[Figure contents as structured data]
┄┄┄┄┄┄┄┄┄┄
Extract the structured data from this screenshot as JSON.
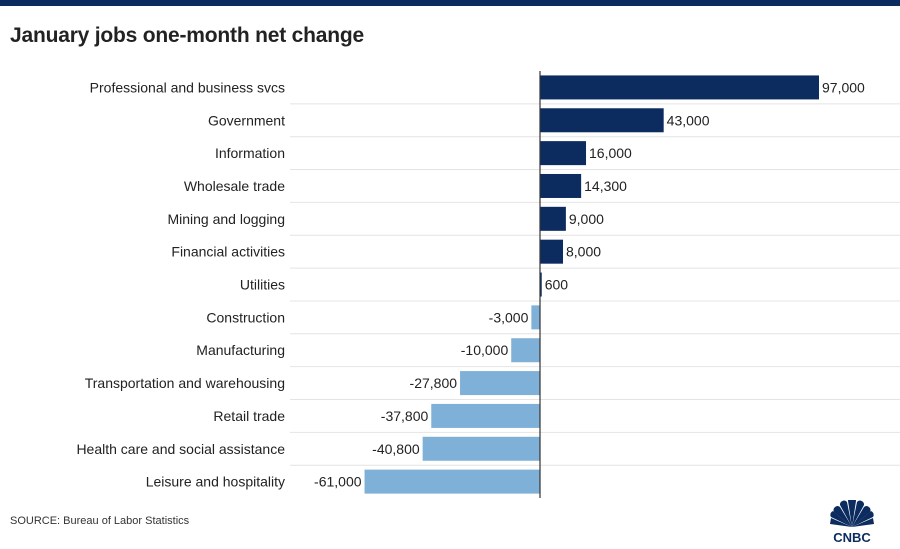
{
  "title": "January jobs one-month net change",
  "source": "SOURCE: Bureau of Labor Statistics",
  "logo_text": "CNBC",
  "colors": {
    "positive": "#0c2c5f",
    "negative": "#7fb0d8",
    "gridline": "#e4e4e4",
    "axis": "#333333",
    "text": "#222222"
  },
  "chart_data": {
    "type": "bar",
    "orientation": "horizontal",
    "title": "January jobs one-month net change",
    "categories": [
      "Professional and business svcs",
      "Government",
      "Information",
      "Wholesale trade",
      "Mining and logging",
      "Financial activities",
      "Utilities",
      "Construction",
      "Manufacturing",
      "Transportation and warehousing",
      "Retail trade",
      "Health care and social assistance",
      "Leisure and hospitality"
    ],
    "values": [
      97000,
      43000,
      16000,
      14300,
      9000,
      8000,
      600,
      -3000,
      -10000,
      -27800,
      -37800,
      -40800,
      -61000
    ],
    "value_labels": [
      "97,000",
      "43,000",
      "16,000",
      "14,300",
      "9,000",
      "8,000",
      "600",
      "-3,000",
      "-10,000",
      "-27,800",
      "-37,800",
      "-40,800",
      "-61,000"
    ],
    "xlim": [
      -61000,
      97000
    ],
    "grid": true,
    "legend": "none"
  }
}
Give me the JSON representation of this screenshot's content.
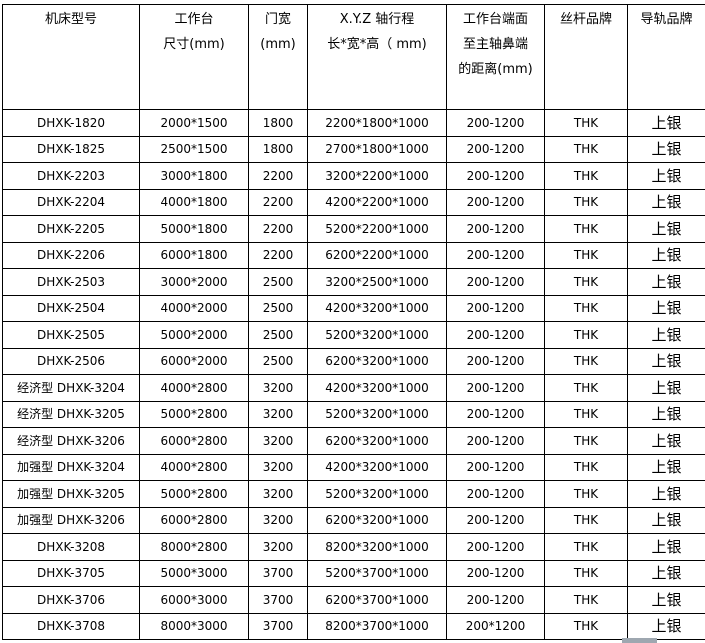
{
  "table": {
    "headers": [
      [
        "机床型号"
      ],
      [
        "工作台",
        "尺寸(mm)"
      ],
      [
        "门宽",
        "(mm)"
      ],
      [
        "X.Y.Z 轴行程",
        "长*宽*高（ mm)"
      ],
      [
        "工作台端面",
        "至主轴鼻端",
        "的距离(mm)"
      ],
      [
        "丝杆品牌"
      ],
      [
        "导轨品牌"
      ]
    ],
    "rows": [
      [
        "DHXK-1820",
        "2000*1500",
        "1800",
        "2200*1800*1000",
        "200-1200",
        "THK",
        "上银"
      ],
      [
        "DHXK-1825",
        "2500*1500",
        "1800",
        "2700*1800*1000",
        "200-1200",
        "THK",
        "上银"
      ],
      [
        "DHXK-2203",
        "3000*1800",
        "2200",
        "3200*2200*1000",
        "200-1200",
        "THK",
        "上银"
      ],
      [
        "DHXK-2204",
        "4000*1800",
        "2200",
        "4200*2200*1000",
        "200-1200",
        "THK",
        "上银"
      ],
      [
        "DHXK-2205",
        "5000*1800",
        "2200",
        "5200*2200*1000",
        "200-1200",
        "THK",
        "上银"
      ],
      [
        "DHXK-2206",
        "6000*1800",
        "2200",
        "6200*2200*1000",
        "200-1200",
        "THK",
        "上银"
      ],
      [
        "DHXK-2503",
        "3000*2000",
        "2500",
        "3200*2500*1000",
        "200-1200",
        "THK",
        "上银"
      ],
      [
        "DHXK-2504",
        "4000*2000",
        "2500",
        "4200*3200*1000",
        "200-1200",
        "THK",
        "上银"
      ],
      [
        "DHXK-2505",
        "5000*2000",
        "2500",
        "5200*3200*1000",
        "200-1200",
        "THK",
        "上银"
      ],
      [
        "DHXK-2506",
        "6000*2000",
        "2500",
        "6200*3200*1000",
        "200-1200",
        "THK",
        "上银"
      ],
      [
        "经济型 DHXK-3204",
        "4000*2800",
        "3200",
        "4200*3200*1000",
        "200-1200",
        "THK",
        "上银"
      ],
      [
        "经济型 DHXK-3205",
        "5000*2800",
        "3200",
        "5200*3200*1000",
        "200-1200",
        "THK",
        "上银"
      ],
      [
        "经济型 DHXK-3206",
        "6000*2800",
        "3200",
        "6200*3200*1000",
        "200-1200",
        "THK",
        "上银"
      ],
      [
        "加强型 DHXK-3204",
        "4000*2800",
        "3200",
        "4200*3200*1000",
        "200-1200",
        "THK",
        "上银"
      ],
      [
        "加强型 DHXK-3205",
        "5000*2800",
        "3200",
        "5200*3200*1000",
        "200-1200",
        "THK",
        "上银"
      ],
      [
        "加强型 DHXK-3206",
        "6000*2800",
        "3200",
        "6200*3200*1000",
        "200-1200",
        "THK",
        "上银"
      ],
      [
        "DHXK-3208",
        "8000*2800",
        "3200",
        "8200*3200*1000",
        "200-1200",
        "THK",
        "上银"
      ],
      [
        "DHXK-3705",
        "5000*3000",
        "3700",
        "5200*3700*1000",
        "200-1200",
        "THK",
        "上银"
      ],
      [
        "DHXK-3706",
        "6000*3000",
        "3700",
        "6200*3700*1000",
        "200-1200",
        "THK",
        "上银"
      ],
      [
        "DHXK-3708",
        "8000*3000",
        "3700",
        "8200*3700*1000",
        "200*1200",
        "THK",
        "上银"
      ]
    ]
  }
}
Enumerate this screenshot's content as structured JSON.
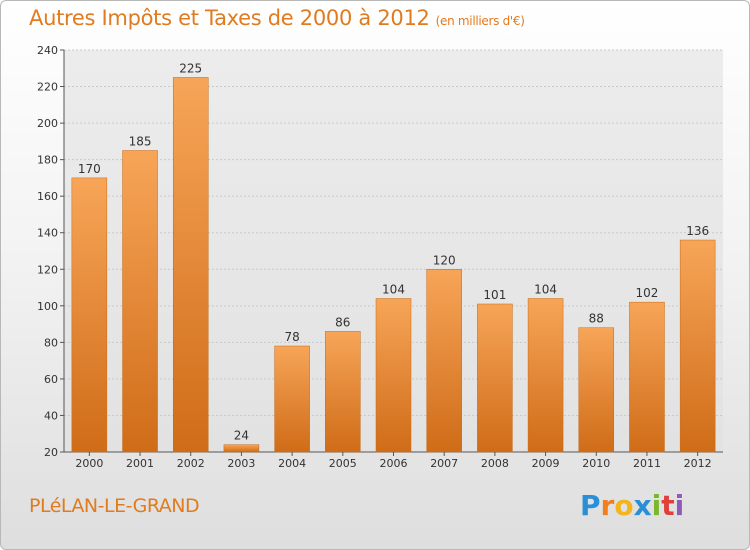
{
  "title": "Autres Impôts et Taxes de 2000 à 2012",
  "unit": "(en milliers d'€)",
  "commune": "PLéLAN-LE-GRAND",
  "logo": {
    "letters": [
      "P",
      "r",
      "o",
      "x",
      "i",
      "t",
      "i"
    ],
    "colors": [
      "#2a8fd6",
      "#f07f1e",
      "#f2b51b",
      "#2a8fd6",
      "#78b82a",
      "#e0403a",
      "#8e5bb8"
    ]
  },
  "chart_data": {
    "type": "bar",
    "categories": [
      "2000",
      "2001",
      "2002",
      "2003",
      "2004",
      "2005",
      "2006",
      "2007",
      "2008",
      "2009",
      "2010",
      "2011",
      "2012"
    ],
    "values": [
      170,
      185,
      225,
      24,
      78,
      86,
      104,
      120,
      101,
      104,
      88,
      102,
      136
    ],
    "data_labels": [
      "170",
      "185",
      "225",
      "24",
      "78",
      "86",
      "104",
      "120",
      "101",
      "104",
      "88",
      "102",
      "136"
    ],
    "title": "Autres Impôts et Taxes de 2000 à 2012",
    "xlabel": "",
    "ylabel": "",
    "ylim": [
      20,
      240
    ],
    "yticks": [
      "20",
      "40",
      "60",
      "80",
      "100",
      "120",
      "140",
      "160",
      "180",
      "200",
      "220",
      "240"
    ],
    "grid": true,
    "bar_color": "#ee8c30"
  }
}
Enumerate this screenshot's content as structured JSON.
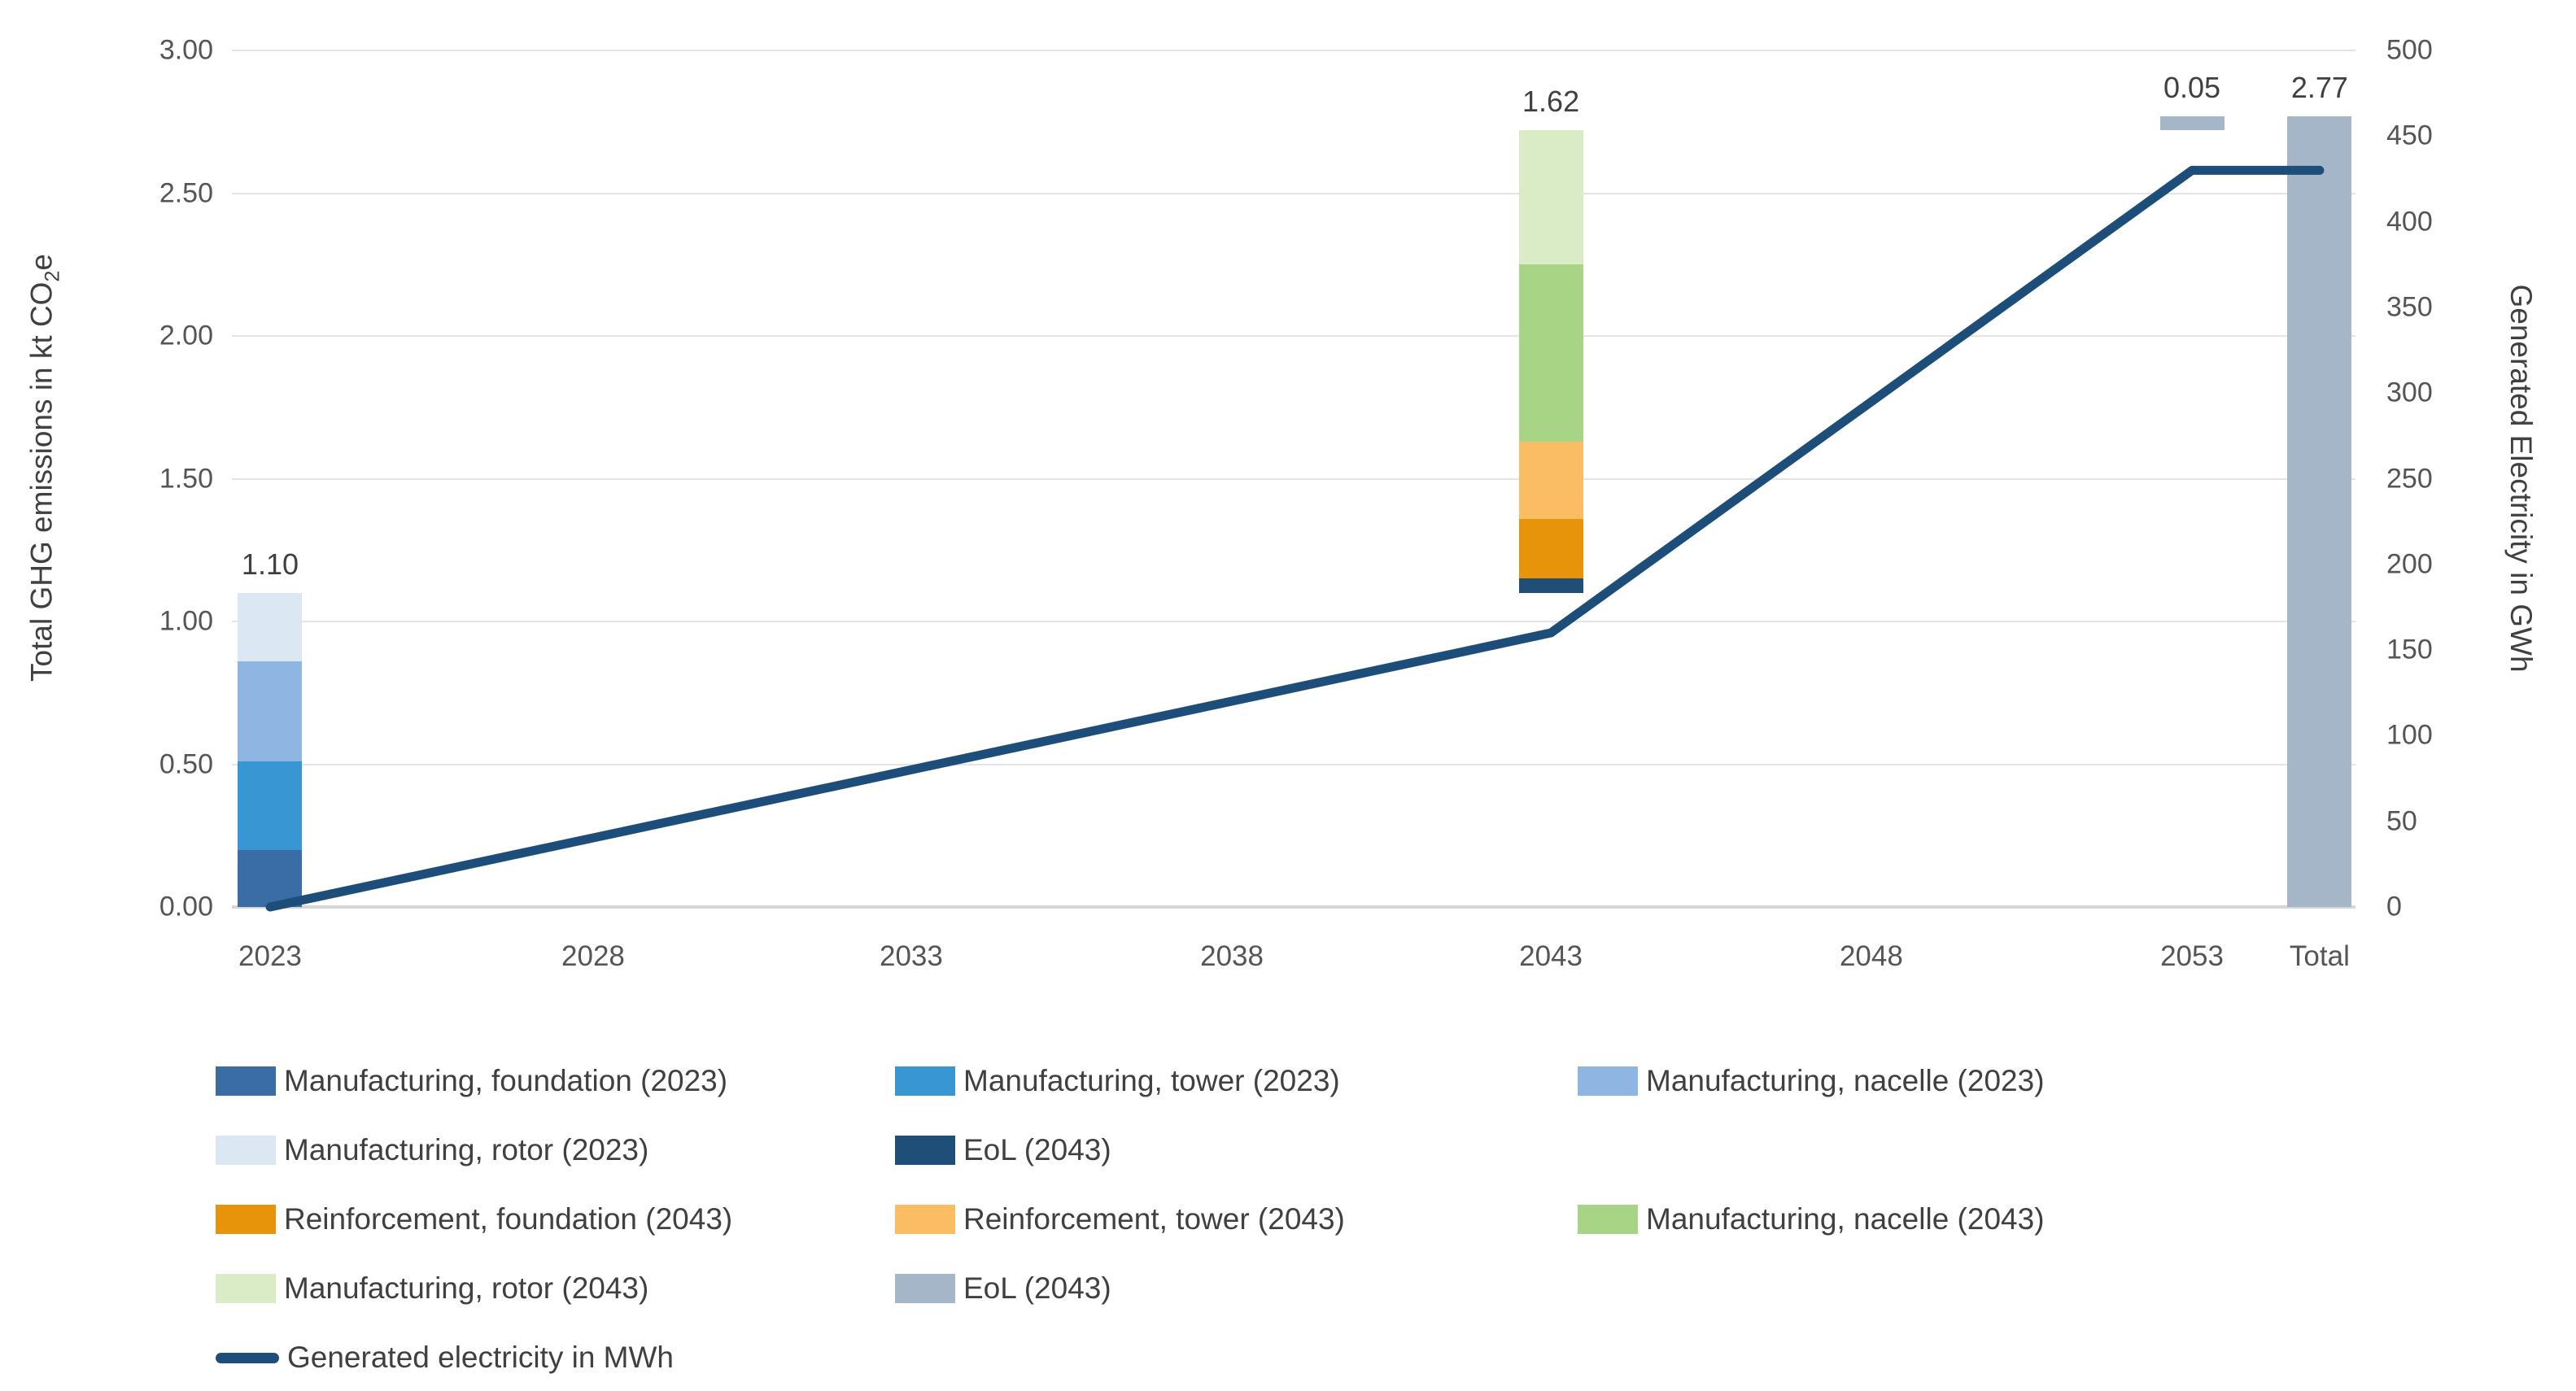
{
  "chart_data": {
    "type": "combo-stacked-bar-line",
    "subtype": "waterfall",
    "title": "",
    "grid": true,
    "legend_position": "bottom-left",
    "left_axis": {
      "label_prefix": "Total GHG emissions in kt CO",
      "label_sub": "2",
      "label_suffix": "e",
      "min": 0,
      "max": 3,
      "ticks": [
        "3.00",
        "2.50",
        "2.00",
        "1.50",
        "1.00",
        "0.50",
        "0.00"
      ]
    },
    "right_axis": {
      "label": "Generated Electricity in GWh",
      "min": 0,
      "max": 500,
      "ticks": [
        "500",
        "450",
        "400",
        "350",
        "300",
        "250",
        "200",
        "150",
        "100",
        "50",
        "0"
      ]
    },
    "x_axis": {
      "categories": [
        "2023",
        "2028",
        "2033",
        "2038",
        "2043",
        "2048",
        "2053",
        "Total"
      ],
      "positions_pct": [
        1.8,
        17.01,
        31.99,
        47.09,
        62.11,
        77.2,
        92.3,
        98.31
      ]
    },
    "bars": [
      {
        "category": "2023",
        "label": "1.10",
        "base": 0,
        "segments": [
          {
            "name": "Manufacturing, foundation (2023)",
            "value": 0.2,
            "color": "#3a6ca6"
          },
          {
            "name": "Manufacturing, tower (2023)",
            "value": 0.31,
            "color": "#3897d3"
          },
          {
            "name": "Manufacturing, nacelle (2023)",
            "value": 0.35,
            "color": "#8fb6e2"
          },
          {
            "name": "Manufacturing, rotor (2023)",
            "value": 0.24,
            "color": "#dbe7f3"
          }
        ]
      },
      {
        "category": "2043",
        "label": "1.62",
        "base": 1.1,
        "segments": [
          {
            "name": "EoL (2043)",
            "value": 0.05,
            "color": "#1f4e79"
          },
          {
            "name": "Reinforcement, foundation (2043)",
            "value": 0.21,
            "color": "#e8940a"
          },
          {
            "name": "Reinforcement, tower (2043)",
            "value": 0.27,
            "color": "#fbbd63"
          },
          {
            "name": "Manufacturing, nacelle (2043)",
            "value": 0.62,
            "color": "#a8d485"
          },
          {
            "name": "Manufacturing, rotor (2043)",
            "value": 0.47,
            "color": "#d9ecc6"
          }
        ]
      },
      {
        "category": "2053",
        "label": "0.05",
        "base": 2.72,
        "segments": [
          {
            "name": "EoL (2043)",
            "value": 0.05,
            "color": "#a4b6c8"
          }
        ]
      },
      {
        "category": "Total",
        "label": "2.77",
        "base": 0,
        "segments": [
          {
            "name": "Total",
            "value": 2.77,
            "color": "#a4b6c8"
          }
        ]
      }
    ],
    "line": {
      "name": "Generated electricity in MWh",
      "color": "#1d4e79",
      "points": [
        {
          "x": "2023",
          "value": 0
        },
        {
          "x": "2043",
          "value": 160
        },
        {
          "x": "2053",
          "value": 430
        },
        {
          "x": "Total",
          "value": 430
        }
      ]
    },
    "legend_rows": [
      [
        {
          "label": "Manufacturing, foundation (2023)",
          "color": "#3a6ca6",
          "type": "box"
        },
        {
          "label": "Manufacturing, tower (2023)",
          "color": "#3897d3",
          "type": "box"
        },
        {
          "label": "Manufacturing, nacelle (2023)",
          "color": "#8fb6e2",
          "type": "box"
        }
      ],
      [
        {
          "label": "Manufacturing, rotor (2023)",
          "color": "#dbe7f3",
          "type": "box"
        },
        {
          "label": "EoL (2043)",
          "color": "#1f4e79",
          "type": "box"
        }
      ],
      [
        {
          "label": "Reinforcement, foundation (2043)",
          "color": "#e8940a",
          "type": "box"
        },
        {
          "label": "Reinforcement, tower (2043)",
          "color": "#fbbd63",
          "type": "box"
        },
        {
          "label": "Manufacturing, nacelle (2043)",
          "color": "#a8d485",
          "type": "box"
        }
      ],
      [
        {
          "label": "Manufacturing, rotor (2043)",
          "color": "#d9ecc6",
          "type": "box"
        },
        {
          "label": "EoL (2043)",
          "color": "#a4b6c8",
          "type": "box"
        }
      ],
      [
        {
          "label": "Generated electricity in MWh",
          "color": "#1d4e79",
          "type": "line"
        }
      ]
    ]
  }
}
┄┄┄┄┄┄┄┄┄┄
- Exercise description:
Show each line in the entries that holds the string "name".

- Result of this task:
            "name": "Manufacturing, foundation (2023)",
            "name": "Manufacturing, tower (2023)",
            "name": "Manufacturing, nacelle (2023)",
            "name": "Manufacturing, rotor (2023)",
            "name": "EoL (2043)",
            "name": "Reinforcement, foundation (2043)",
            "name": "Reinforcement, tower (2043)",
            "name": "Manufacturing, nacelle (2043)",
            "name": "Manufacturing, rotor (2043)",
            "name": "EoL (2043)",
            "name": "Total",
      "name": "Generated electricity in MWh",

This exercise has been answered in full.